- _Requirements_:
Reproduce the records below exactly as they appear.

(Recorded data)
--- start ---

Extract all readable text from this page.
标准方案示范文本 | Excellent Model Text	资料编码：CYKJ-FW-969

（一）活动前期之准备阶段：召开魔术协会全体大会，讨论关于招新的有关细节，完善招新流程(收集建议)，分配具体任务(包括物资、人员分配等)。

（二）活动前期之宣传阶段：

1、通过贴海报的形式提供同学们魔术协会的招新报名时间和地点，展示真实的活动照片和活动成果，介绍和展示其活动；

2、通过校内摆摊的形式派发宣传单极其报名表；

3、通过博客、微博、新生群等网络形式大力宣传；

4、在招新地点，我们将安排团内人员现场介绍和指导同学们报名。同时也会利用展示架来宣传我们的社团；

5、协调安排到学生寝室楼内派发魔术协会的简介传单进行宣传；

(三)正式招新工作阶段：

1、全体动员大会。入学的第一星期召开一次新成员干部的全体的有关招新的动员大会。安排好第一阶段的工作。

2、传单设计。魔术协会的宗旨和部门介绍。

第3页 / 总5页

--- end ---

- _Complete response_:
Extract all readable text from this page.
标准方案示范文本 | Excellent Model Text	资料编码：CYKJ-FW-969

（一）活动前期之准备阶段：召开魔术协会全体大会，讨论关于招新的有关细节，完善招新流程(收集建议)，分配具体任务(包括物资、人员分配等)。

（二）活动前期之宣传阶段：

1、通过贴海报的形式提供同学们魔术协会的招新报名时间和地点，展示真实的活动照片和活动成果，介绍和展示其活动；

2、通过校内摆摊的形式派发宣传单极其报名表；

3、通过博客、微博、新生群等网络形式大力宣传；

4、在招新地点，我们将安排团内人员现场介绍和指导同学们报名。同时也会利用展示架来宣传我们的社团；

5、协调安排到学生寝室楼内派发魔术协会的简介传单进行宣传；

(三)正式招新工作阶段：

1、全体动员大会。入学的第一星期召开一次新成员干部的全体的有关招新的动员大会。安排好第一阶段的工作。

2、传单设计。魔术协会的宗旨和部门介绍。

第3页 / 总5页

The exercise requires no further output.